**PASAJE MOSTRADO:**

###

En otro lado del espectro estarían los “proteccionistas económicos”, que se oponen a las fronteras porosas con el argumento de que ponen en peligro los empleos de la clase trabajadora; por eso respaldan las sanciones contra los empleadores que contraten a indocumentados. En una dirección diferente estarían los que Tichenor llama “conservadores pro-empresas y libre mercado”, donde se agrupan quienes apoyan cierto tipo de inmigración con el objetivo de satisfacer intereses económicos.

 

La cuarta corriente, más a la derecha en el espectro conservador, engloba a los “proteccionistas culturales y halcones fronterizos”. Esos reclaman un control muy estricto de la frontera, reducción de las admisiones y límites a los derechos de los extranjeros. Ven la inmigración como un riesgo a la seguridad, la composición étnica y religiosa del país, y favorecen todo tipo de medidas restrictivas.

###

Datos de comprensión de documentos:
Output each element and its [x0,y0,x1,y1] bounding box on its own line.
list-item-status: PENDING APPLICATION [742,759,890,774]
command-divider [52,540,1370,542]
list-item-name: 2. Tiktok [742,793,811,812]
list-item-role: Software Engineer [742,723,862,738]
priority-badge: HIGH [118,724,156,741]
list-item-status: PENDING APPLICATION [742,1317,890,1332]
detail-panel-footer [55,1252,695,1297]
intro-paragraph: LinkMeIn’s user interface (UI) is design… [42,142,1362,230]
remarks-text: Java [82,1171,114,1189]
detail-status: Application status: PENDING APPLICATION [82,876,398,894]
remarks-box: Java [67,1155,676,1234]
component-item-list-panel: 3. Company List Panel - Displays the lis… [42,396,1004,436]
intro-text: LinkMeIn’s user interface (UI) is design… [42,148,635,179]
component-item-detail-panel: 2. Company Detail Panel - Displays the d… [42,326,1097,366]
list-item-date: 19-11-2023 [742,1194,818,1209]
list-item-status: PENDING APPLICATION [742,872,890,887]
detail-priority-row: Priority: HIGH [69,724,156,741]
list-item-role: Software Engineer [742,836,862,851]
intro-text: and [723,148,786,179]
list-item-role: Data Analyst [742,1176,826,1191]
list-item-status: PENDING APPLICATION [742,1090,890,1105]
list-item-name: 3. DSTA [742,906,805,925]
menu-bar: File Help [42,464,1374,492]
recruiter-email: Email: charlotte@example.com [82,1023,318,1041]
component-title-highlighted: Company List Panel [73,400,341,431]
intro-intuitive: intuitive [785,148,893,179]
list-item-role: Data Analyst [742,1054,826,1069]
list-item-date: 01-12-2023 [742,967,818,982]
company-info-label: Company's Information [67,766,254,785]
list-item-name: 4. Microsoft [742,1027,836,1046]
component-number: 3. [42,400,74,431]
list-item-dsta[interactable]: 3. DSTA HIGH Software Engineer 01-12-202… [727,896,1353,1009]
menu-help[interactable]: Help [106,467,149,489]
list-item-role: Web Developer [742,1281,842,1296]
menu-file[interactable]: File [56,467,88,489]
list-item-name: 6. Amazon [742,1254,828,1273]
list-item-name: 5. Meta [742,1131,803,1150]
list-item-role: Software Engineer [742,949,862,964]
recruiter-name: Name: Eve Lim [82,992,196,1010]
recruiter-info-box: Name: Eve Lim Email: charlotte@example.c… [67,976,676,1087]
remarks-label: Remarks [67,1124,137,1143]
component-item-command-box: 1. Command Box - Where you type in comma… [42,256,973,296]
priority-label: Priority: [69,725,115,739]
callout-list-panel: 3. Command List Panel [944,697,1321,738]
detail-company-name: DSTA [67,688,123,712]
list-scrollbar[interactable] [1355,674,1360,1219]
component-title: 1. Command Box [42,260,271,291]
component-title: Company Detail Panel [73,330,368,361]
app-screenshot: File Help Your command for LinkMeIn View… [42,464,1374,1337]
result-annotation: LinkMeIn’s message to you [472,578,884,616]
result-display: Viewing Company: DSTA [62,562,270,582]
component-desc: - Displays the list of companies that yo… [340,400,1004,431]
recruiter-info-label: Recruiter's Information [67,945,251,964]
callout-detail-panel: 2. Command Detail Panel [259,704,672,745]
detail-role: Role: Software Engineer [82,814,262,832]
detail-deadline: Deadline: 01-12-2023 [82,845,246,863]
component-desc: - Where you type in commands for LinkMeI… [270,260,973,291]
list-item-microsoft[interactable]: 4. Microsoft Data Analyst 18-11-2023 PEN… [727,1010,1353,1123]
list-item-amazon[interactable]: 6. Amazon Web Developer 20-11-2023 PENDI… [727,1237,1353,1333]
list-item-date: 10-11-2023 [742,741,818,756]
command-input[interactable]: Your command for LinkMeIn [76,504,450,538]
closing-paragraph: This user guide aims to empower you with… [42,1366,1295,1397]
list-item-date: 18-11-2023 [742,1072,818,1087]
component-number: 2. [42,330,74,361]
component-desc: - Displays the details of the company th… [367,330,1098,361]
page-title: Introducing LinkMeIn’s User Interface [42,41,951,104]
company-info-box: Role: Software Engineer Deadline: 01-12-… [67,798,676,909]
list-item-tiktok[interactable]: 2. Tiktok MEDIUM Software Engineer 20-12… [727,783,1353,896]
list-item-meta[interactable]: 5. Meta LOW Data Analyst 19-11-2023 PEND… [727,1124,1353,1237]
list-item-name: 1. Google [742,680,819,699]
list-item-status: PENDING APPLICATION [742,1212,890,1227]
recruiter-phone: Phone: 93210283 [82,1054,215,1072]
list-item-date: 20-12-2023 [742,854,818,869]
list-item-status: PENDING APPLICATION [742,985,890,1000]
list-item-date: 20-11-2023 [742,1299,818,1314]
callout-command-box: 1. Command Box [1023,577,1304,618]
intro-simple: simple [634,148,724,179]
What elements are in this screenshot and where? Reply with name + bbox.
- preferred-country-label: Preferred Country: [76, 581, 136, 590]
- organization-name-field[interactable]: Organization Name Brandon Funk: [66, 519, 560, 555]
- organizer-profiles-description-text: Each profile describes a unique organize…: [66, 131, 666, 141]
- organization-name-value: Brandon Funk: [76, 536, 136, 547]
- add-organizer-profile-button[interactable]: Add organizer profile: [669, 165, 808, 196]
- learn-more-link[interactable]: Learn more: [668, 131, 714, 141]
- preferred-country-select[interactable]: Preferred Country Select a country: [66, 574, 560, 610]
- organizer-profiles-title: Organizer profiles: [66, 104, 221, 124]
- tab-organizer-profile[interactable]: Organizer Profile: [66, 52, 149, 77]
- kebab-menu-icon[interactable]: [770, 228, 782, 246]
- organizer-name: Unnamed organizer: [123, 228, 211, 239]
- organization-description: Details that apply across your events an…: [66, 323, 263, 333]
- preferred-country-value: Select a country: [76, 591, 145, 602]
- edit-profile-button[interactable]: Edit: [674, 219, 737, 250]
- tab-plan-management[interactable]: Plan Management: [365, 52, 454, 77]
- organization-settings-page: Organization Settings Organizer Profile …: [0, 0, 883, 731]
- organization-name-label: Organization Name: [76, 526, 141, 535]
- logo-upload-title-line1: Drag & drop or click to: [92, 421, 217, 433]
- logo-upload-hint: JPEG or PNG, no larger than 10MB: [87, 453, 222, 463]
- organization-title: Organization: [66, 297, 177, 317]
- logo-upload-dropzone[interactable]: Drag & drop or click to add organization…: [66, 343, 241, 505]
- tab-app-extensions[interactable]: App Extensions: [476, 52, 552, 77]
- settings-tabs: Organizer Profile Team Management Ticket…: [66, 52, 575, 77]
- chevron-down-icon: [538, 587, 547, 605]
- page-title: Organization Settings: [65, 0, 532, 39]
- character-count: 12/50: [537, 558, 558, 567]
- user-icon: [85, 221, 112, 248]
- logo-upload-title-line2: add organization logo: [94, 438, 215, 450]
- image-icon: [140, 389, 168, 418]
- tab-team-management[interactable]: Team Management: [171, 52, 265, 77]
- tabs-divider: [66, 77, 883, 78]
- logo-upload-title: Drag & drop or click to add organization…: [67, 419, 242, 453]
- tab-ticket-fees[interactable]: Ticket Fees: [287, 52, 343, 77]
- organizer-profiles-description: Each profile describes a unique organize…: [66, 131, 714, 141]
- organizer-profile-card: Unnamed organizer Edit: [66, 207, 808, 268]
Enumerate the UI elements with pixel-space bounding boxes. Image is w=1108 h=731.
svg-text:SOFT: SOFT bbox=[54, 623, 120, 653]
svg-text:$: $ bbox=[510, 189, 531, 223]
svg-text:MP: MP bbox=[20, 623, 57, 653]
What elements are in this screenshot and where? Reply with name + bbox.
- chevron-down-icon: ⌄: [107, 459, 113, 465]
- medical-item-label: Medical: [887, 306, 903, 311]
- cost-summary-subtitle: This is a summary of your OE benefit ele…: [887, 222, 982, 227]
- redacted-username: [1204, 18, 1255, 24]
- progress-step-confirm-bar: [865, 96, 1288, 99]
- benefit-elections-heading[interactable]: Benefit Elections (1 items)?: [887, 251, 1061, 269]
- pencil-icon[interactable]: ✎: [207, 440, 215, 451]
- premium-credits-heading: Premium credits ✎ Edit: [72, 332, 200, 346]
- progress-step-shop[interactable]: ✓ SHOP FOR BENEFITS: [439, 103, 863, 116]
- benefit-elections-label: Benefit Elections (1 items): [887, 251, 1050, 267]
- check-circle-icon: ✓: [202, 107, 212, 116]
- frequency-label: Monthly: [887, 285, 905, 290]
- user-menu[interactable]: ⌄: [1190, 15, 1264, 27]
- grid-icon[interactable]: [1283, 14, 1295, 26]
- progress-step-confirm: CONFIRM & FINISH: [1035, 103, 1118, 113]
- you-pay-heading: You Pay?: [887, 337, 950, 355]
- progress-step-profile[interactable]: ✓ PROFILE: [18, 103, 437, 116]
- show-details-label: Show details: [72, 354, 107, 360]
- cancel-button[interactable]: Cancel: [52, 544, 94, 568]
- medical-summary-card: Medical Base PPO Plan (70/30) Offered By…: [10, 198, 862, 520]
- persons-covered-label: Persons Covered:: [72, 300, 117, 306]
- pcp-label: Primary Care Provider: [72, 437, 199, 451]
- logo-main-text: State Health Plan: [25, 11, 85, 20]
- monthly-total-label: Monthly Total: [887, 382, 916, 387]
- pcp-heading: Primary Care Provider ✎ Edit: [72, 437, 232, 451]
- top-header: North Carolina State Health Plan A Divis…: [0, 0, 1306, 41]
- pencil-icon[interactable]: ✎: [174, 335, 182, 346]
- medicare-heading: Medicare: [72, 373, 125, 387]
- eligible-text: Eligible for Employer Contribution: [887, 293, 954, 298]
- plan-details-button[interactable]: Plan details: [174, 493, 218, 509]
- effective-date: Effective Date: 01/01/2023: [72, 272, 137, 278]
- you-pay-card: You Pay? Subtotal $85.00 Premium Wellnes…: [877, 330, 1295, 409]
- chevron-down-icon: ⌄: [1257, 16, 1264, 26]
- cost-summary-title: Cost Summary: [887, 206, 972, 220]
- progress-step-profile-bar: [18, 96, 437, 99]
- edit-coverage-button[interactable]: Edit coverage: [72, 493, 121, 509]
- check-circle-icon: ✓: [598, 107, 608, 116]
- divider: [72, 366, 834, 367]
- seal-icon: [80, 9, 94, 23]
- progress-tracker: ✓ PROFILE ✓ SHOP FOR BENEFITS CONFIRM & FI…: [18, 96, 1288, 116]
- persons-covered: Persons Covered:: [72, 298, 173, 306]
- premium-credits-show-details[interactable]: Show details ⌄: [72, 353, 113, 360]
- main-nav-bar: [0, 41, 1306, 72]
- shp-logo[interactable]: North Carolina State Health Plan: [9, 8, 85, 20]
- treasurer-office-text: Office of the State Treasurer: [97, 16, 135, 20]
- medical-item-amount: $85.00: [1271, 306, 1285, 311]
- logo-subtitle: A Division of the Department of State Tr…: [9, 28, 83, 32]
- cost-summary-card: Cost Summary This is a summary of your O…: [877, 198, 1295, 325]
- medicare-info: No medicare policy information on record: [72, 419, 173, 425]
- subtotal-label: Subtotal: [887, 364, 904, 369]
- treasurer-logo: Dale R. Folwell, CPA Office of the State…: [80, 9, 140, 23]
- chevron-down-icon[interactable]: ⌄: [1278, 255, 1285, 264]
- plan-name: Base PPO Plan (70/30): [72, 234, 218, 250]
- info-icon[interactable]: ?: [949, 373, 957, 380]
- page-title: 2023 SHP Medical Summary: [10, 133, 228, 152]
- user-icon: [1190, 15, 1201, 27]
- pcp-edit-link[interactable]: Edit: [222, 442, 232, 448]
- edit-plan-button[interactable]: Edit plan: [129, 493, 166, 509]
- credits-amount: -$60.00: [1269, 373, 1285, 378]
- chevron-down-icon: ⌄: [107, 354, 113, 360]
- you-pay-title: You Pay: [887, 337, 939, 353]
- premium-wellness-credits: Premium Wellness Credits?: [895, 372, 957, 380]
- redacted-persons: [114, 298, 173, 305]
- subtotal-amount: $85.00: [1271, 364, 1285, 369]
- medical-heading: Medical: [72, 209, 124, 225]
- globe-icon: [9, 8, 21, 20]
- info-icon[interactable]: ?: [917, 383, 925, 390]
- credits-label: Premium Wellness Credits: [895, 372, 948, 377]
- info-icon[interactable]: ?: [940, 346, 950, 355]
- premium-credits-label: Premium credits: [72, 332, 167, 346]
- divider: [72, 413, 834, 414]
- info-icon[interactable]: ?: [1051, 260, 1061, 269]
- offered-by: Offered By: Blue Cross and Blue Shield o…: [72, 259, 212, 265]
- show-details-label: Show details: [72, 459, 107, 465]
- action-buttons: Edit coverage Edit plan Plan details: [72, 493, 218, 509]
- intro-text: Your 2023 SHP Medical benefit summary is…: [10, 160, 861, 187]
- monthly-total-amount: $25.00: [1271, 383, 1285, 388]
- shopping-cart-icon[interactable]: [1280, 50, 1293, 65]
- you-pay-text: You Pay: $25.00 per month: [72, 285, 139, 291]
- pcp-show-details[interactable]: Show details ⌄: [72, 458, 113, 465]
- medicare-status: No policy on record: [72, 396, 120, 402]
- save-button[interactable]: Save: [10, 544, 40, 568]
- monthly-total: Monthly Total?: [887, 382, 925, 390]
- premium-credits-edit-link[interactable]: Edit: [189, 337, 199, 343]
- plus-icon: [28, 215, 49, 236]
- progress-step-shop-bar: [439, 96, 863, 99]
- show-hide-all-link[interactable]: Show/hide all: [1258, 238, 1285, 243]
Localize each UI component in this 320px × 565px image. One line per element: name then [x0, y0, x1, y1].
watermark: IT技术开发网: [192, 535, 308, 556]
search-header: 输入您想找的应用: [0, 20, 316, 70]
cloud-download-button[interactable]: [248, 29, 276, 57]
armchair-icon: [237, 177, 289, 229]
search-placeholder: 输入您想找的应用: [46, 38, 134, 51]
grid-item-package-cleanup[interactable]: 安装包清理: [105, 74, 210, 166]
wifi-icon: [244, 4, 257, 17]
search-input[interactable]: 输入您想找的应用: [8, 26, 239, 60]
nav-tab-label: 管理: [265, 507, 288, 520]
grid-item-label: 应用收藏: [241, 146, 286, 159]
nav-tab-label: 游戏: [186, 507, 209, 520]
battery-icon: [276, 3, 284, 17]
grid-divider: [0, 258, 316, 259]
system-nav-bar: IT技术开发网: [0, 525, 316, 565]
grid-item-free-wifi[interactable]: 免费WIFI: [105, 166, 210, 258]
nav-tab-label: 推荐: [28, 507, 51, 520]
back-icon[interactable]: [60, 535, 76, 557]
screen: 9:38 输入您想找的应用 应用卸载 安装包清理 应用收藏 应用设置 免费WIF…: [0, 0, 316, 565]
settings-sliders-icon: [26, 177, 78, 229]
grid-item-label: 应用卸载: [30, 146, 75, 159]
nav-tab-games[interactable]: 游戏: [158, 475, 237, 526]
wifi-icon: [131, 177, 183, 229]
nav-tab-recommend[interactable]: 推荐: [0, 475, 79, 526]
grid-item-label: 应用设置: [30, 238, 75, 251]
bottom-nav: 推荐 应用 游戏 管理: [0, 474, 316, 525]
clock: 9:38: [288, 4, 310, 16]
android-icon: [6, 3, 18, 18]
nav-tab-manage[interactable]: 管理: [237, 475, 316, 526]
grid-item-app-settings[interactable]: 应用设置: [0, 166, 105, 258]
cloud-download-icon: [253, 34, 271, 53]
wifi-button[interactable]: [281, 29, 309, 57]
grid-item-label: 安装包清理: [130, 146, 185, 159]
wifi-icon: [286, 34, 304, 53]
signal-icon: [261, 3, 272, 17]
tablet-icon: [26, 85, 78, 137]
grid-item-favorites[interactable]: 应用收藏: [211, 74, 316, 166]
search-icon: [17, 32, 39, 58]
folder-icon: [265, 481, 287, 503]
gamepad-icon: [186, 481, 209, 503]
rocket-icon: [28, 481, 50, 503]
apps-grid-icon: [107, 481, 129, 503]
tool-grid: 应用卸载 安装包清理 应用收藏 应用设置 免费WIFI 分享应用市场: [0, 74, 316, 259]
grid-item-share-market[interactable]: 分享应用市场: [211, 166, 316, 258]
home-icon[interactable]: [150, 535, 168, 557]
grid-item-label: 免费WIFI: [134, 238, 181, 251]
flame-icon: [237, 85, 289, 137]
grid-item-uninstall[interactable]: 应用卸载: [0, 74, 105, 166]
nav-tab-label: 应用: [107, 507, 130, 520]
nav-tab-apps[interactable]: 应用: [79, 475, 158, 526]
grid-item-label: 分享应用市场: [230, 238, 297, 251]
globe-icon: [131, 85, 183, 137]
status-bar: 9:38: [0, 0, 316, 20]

###

Transcribe sin cambios el pasaje sobre las posturas ante la inmigración desde "La cuarta corriente, más" hasta "de medidas restrictivas.".

La cuarta corriente, más a la derecha en el espectro conservador, engloba a los “proteccionistas culturales y halcones fronterizos”. Esos reclaman un control muy estricto de la frontera, reducción de las admisiones y límites a los derechos de los extranjeros. Ven la inmigración como un riesgo a la seguridad, la composición étnica y religiosa del país, y favorecen todo tipo de medidas restrictivas.